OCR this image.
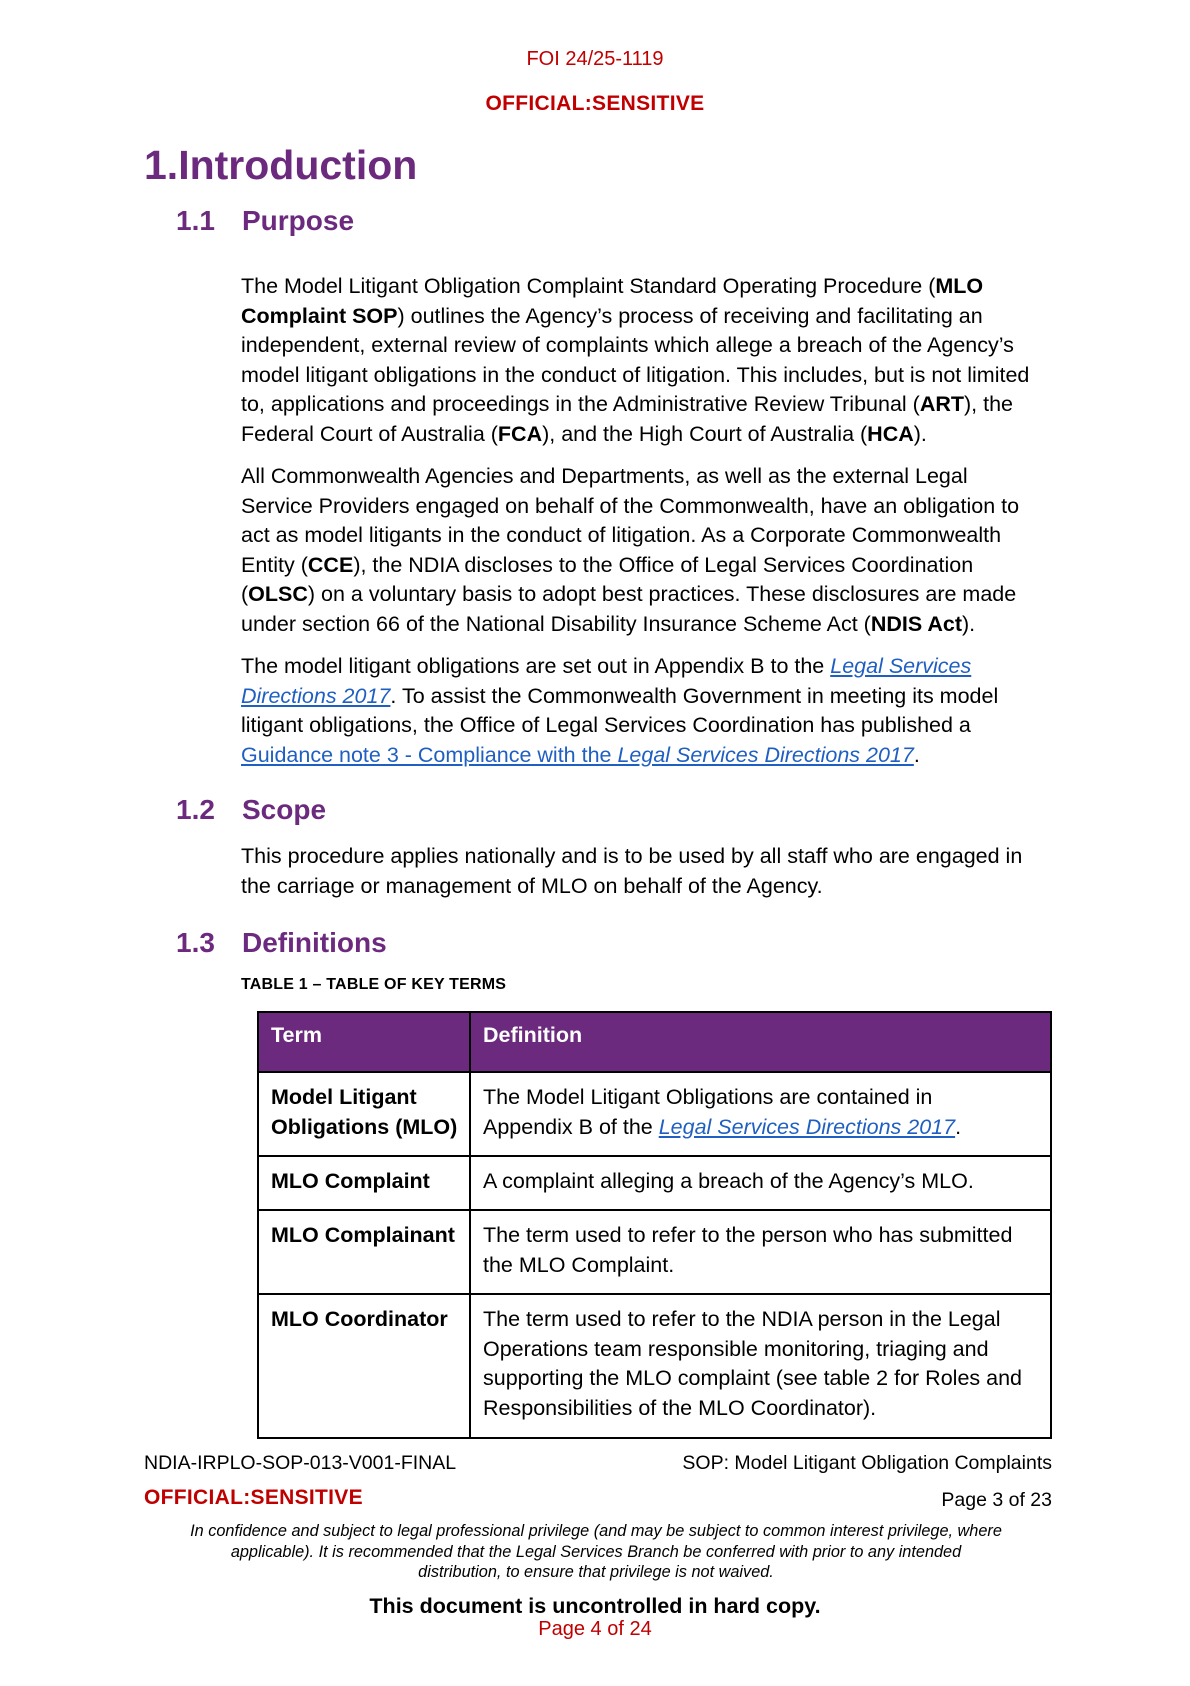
FOI 24/25-1119
OFFICIAL:SENSITIVE
1.Introduction
1.1 Purpose
The Model Litigant Obligation Complaint Standard Operating Procedure (MLO
Complaint SOP) outlines the Agency’s process of receiving and facilitating an
independent, external review of complaints which allege a breach of the Agency’s
model litigant obligations in the conduct of litigation. This includes, but is not limited
to, applications and proceedings in the Administrative Review Tribunal (ART), the
Federal Court of Australia (FCA), and the High Court of Australia (HCA).
All Commonwealth Agencies and Departments, as well as the external Legal
Service Providers engaged on behalf of the Commonwealth, have an obligation to
act as model litigants in the conduct of litigation. As a Corporate Commonwealth
Entity (CCE), the NDIA discloses to the Office of Legal Services Coordination
(OLSC) on a voluntary basis to adopt best practices. These disclosures are made
under section 66 of the National Disability Insurance Scheme Act (NDIS Act).
The model litigant obligations are set out in Appendix B to the Legal Services
Directions 2017. To assist the Commonwealth Government in meeting its model
litigant obligations, the Office of Legal Services Coordination has published a
Guidance note 3 - Compliance with the Legal Services Directions 2017.
1.2 Scope
This procedure applies nationally and is to be used by all staff who are engaged in
the carriage or management of MLO on behalf of the Agency.
1.3 Definitions
TABLE 1 – TABLE OF KEY TERMS
Term	Definition
Model Litigant
Obligations (MLO)	The Model Litigant Obligations are contained in
Appendix B of the Legal Services Directions 2017.
MLO Complaint	A complaint alleging a breach of the Agency’s MLO.
MLO Complainant	The term used to refer to the person who has submitted
the MLO Complaint.
MLO Coordinator	The term used to refer to the NDIA person in the Legal
Operations team responsible monitoring, triaging and
supporting the MLO complaint (see table 2 for Roles and
Responsibilities of the MLO Coordinator).
NDIA-IRPLO-SOP-013-V001-FINAL	SOP: Model Litigant Obligation Complaints
OFFICIAL:SENSITIVE	Page 3 of 23
In confidence and subject to legal professional privilege (and may be subject to common interest privilege, where
applicable). It is recommended that the Legal Services Branch be conferred with prior to any intended
distribution, to ensure that privilege is not waived.
This document is uncontrolled in hard copy.
Page 4 of 24
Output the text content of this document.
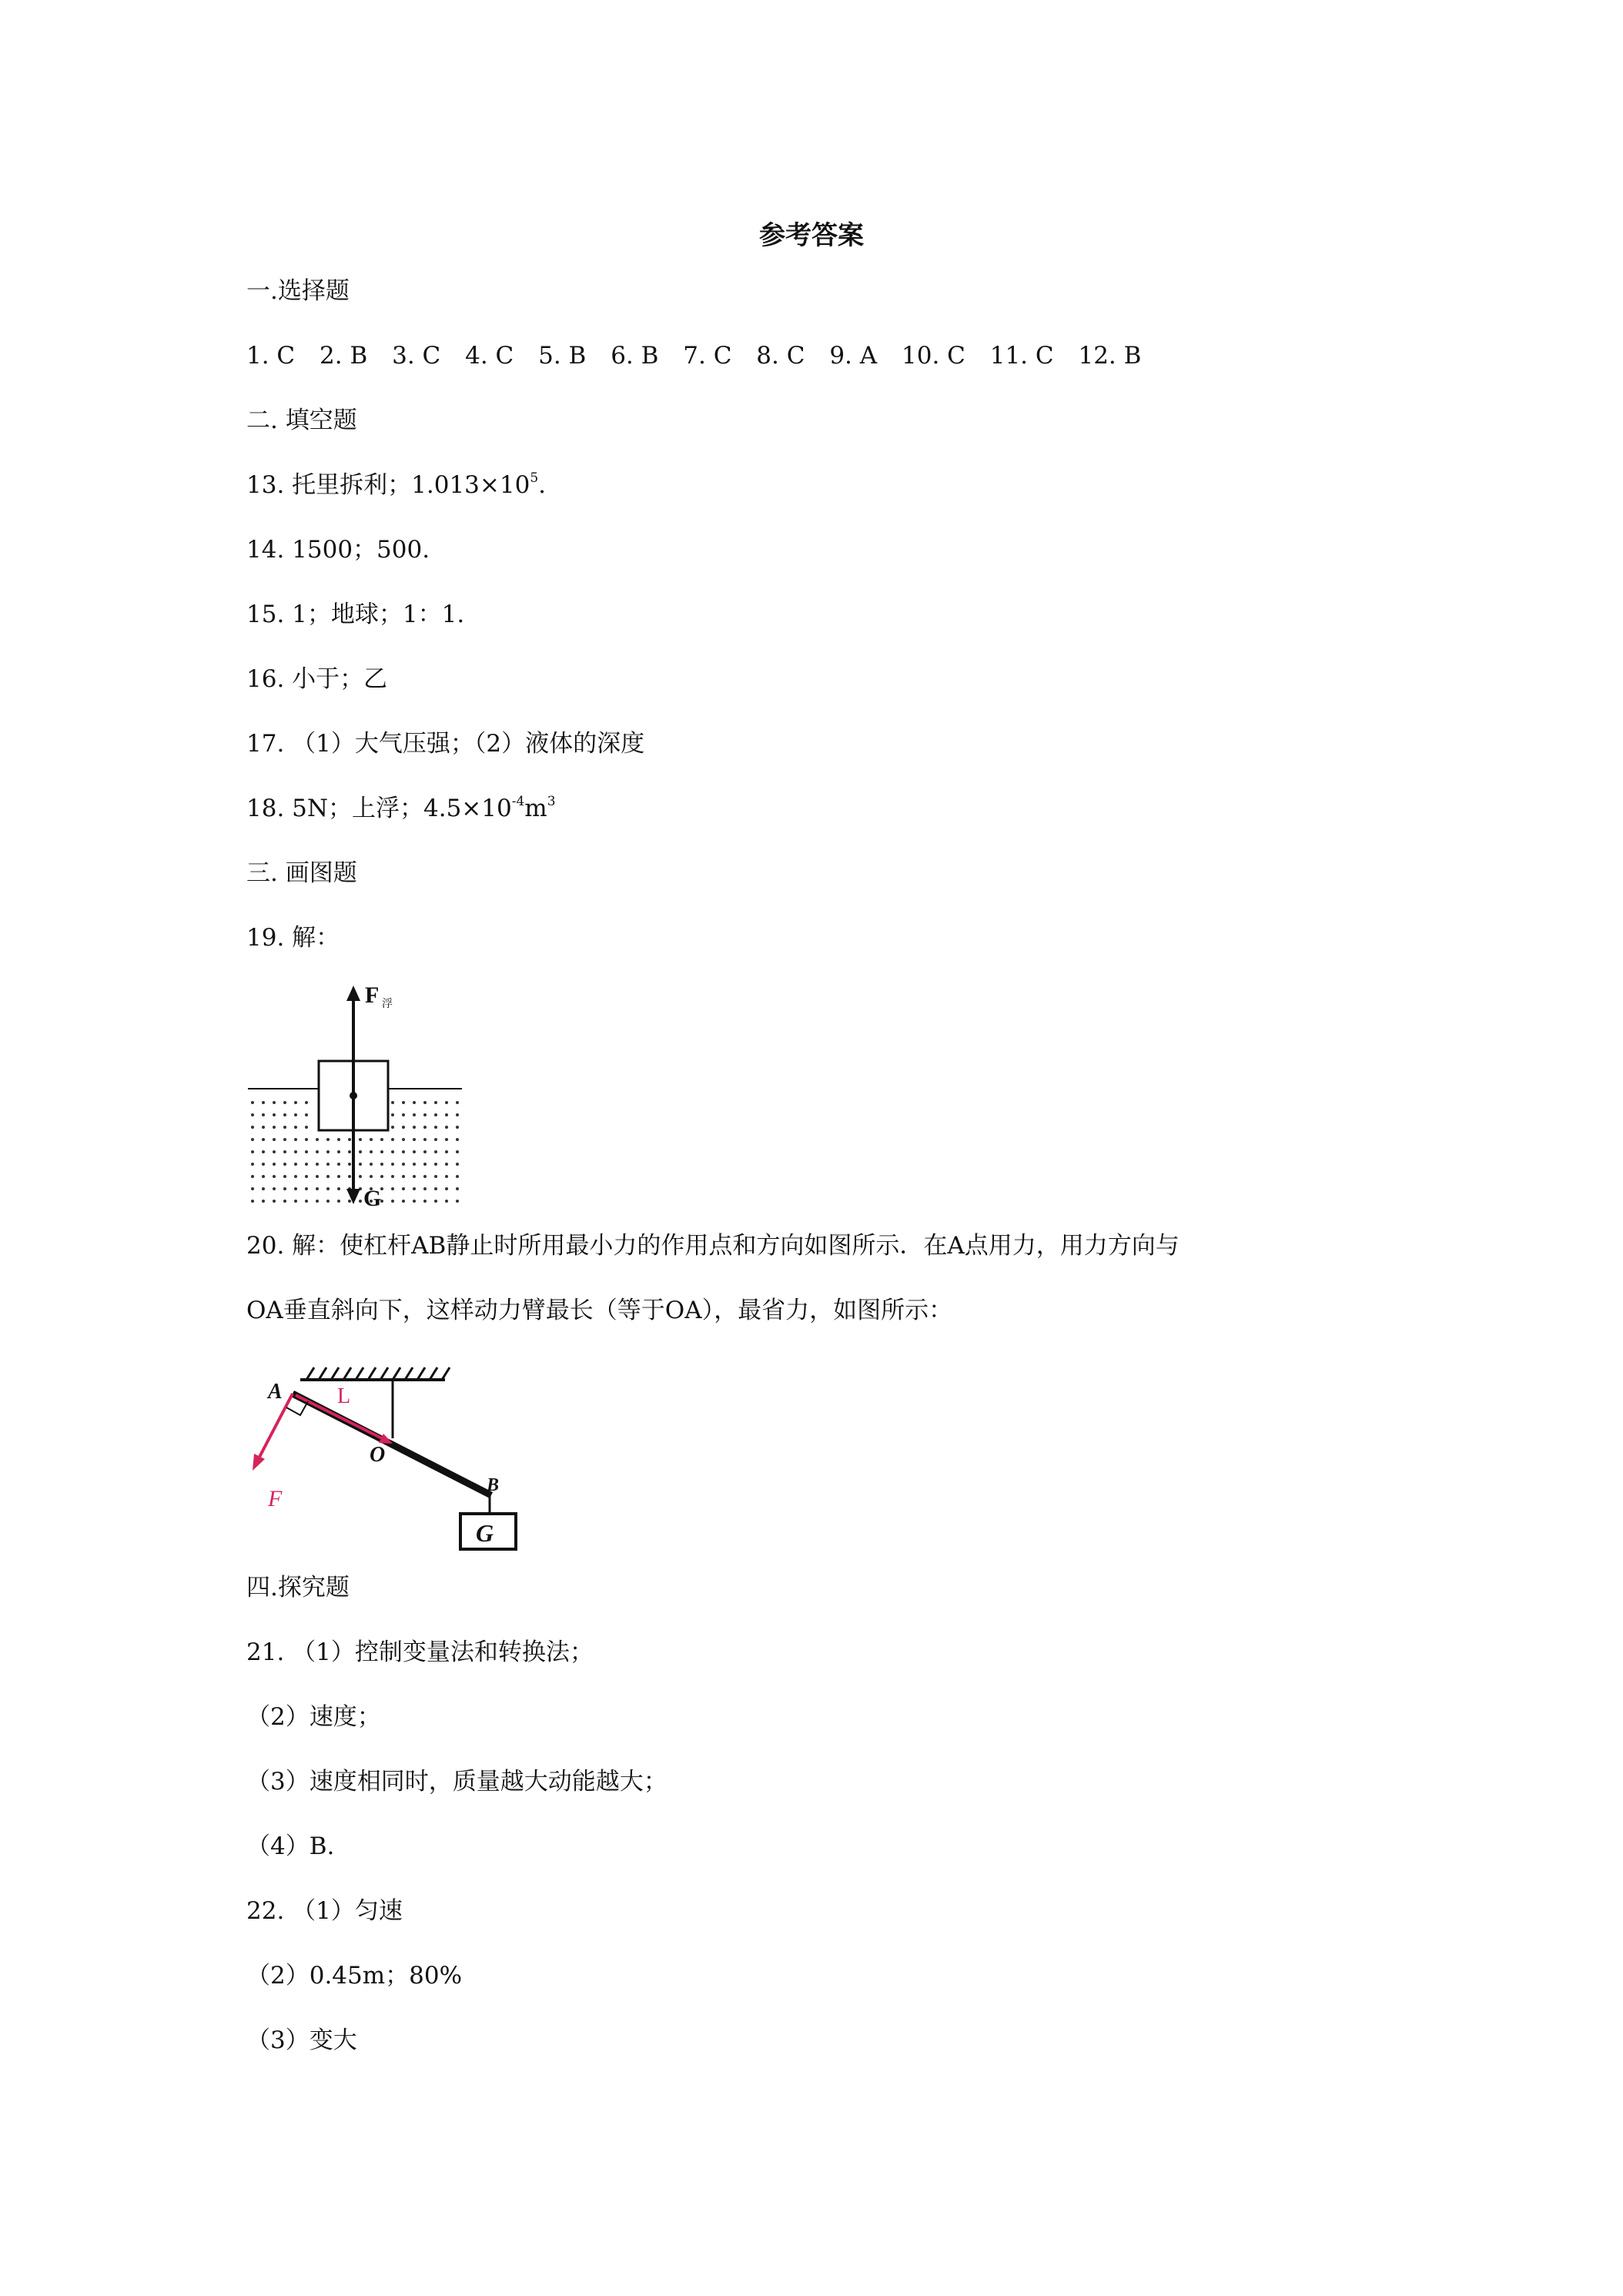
参考答案
一.选择题
1. C 2. B 3. C 4. C 5. B 6. B 7. C 8. C 9. A 10. C 11. C 12. B
二. 填空题
13. 托里拆利；$1.013\times 10^5$.
14. 1500；500.
15. 1；地球；1：1.
16. 小于；乙
17. （1）大气压强；（2）液体的深度
18. 5N；上浮；$4.5\times 10^{-4}m^3$
三. 画图题
19. 解：
F 浮
G
20. 解：使杠杆AB静止时所用最小力的作用点和方向如图所示．在A点用力，用力方向与
OA垂直斜向下，这样动力臂最长（等于OA），最省力，如图所示：
G
A	L
O
B
F
四.探究题
21. （1）控制变量法和转换法；
（2）速度；
（3）速度相同时，质量越大动能越大；
（4）B.
22. （1）匀速
（2）0.45m；80%
（3）变大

◆ WRITTEN INSTRUCTION
Reproduce every line precisely as given, omitting all pictures.

◆ SOLUTION FOR THIS EXERCISE
OCR this image.
FOI 24/25-1119
OFFICIAL:SENSITIVE
1.Introduction
1.1 Purpose
The Model Litigant Obligation Complaint Standard Operating Procedure (MLO
Complaint SOP) outlines the Agency’s process of receiving and facilitating an
independent, external review of complaints which allege a breach of the Agency’s
model litigant obligations in the conduct of litigation. This includes, but is not limited
to, applications and proceedings in the Administrative Review Tribunal (ART), the
Federal Court of Australia (FCA), and the High Court of Australia (HCA).
All Commonwealth Agencies and Departments, as well as the external Legal
Service Providers engaged on behalf of the Commonwealth, have an obligation to
act as model litigants in the conduct of litigation. As a Corporate Commonwealth
Entity (CCE), the NDIA discloses to the Office of Legal Services Coordination
(OLSC) on a voluntary basis to adopt best practices. These disclosures are made
under section 66 of the National Disability Insurance Scheme Act (NDIS Act).
The model litigant obligations are set out in Appendix B to the Legal Services
Directions 2017. To assist the Commonwealth Government in meeting its model
litigant obligations, the Office of Legal Services Coordination has published a
Guidance note 3 - Compliance with the Legal Services Directions 2017.
1.2 Scope
This procedure applies nationally and is to be used by all staff who are engaged in
the carriage or management of MLO on behalf of the Agency.
1.3 Definitions
TABLE 1 – TABLE OF KEY TERMS
Term	Definition
Model Litigant
Obligations (MLO)	The Model Litigant Obligations are contained in
Appendix B of the Legal Services Directions 2017.
MLO Complaint	A complaint alleging a breach of the Agency’s MLO.
MLO Complainant	The term used to refer to the person who has submitted
the MLO Complaint.
MLO Coordinator	The term used to refer to the NDIA person in the Legal
Operations team responsible monitoring, triaging and
supporting the MLO complaint (see table 2 for Roles and
Responsibilities of the MLO Coordinator).
NDIA-IRPLO-SOP-013-V001-FINAL	SOP: Model Litigant Obligation Complaints
OFFICIAL:SENSITIVE	Page 3 of 23
In confidence and subject to legal professional privilege (and may be subject to common interest privilege, where
applicable). It is recommended that the Legal Services Branch be conferred with prior to any intended
distribution, to ensure that privilege is not waived.
This document is uncontrolled in hard copy.
Page 4 of 24
Output the text content of this document.
参考答案
一.选择题
1. C 2. B 3. C 4. C 5. B 6. B 7. C 8. C 9. A 10. C 11. C 12. B
二. 填空题
13. 托里拆利；$1.013\times 10^5$.
14. 1500；500.
15. 1；地球；1：1.
16. 小于；乙
17. （1）大气压强；（2）液体的深度
18. 5N；上浮；$4.5\times 10^{-4}m^3$
三. 画图题
19. 解：
F 浮
G
20. 解：使杠杆AB静止时所用最小力的作用点和方向如图所示．在A点用力，用力方向与
OA垂直斜向下，这样动力臂最长（等于OA），最省力，如图所示：
G
A	L
O
B
F
四.探究题
21. （1）控制变量法和转换法；
（2）速度；
（3）速度相同时，质量越大动能越大；
（4）B.
22. （1）匀速
（2）0.45m；80%
（3）变大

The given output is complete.